TO DO:
Take every line from the listing below that contains "Superior".

DATA RECORDS:
━━━━━━━━━━━━━━━━━━━━

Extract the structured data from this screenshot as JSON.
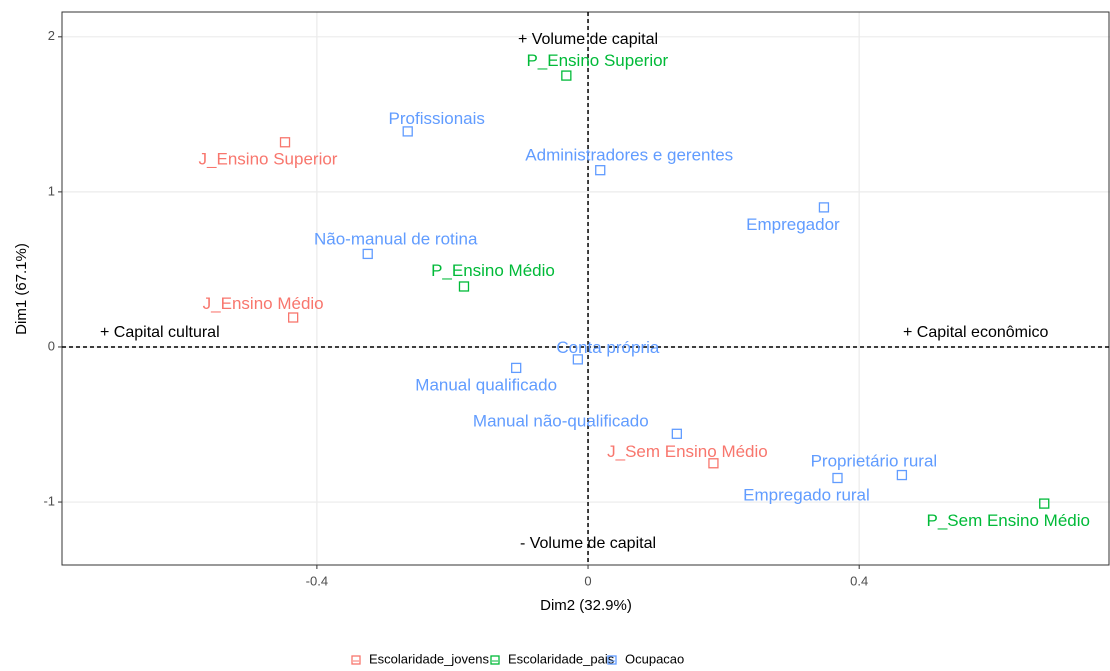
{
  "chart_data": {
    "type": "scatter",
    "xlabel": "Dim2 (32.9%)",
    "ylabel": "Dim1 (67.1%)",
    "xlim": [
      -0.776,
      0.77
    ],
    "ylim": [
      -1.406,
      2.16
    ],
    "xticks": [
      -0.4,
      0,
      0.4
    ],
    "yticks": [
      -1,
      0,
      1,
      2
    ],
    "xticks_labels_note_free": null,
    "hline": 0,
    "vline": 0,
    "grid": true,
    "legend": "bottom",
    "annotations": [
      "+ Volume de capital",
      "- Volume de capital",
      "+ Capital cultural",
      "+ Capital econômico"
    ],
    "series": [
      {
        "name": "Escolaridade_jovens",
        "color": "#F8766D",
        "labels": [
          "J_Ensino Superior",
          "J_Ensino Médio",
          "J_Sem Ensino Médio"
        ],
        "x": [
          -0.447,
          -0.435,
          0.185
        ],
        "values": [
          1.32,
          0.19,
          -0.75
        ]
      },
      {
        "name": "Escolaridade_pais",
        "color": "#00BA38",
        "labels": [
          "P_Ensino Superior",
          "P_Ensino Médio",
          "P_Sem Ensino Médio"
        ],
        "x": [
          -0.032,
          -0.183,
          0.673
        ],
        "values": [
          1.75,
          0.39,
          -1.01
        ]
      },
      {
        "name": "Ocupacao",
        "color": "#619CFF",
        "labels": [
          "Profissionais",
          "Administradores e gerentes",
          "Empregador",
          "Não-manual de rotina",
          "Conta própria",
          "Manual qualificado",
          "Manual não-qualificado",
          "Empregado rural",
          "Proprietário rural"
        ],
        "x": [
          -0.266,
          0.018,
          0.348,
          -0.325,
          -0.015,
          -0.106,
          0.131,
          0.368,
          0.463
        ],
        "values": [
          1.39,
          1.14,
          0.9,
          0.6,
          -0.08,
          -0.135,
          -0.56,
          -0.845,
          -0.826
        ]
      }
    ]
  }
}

━━━━━━━━━━━━━━━━━━━━

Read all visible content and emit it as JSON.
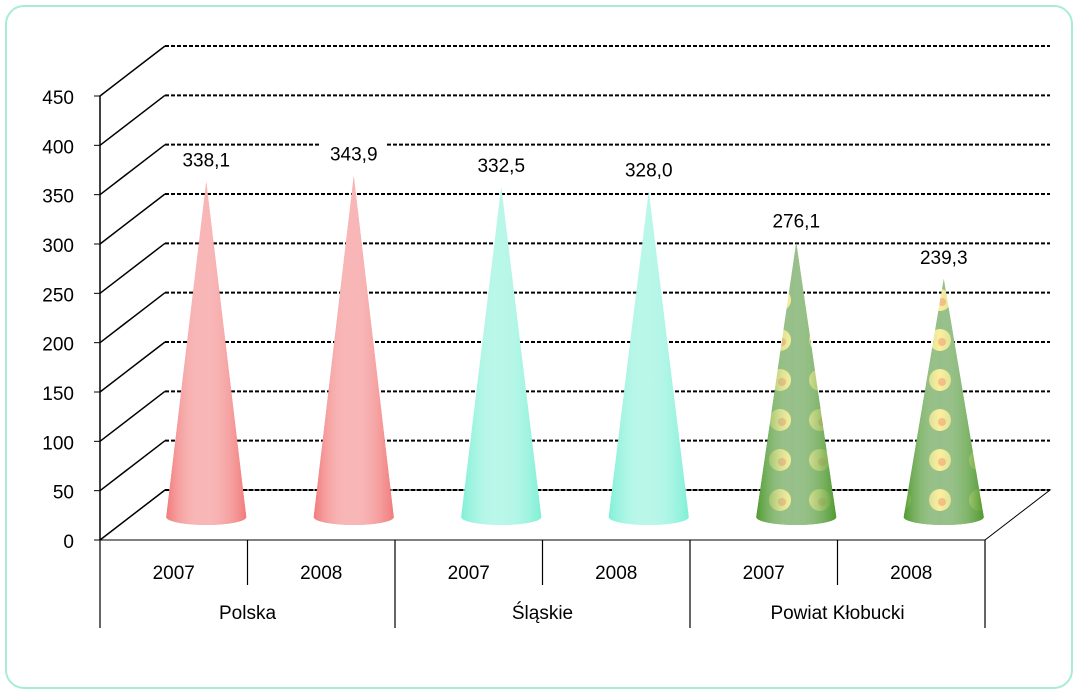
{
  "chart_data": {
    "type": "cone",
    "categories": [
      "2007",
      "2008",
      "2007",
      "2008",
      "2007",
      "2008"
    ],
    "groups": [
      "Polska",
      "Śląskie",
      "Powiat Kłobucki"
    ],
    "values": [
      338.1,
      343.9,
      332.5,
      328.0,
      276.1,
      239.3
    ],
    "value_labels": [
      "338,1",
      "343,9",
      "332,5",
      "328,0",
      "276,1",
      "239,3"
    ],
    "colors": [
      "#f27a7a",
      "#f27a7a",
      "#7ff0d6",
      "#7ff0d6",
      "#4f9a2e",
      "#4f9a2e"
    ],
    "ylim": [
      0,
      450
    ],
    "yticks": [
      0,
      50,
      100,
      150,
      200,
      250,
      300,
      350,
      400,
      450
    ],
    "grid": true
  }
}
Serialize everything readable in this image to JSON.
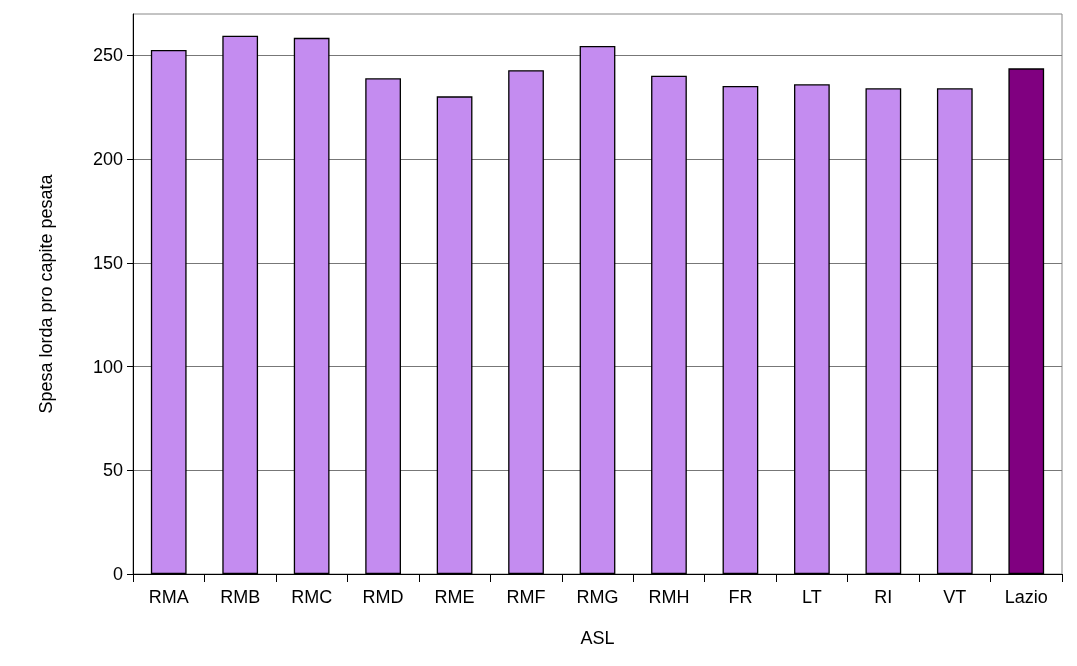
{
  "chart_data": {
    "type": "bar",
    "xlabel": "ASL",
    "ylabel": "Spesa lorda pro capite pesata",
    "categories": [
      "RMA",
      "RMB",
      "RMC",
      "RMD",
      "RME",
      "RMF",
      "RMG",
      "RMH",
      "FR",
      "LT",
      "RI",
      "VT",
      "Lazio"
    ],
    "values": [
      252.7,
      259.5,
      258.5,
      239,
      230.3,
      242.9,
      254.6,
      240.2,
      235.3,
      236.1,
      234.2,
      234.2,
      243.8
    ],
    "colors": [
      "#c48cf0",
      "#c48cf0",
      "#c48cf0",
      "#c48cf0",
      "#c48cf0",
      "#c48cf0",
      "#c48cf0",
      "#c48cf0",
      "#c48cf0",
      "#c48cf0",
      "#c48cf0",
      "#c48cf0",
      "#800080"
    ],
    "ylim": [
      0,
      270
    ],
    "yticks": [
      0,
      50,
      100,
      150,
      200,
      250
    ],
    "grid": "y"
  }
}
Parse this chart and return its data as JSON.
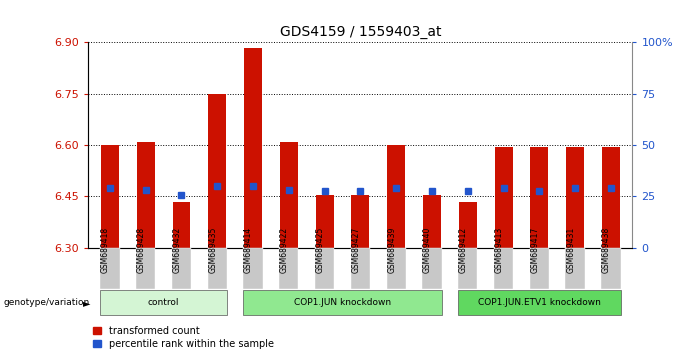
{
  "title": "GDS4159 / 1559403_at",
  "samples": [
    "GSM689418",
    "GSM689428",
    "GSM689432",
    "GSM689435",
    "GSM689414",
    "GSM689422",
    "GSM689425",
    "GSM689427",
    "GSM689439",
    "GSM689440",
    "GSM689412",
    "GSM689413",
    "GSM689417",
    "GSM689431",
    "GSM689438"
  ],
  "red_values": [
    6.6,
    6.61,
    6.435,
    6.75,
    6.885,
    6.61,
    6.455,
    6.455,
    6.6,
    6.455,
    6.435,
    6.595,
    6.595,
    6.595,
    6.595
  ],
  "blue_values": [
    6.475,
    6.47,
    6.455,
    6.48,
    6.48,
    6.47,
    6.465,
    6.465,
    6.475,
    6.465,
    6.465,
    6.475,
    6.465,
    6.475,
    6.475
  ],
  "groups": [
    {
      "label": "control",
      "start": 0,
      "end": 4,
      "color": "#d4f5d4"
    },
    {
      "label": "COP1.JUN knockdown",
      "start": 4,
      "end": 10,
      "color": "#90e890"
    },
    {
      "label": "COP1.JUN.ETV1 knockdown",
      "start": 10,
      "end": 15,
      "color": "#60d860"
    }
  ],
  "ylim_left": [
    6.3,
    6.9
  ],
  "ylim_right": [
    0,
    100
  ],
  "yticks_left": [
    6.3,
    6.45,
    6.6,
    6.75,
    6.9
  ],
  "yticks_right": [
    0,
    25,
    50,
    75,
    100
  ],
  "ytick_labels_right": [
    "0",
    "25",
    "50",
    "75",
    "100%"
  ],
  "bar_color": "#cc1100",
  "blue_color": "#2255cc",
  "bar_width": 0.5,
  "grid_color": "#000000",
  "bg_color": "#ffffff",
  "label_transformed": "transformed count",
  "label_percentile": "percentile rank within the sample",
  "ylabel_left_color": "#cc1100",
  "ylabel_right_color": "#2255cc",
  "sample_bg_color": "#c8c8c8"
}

━━━━━━━━━━━━━━━━━━━━

TASK SOLUTION:
          "J_Ensino Superior",
          "P_Ensino Superior",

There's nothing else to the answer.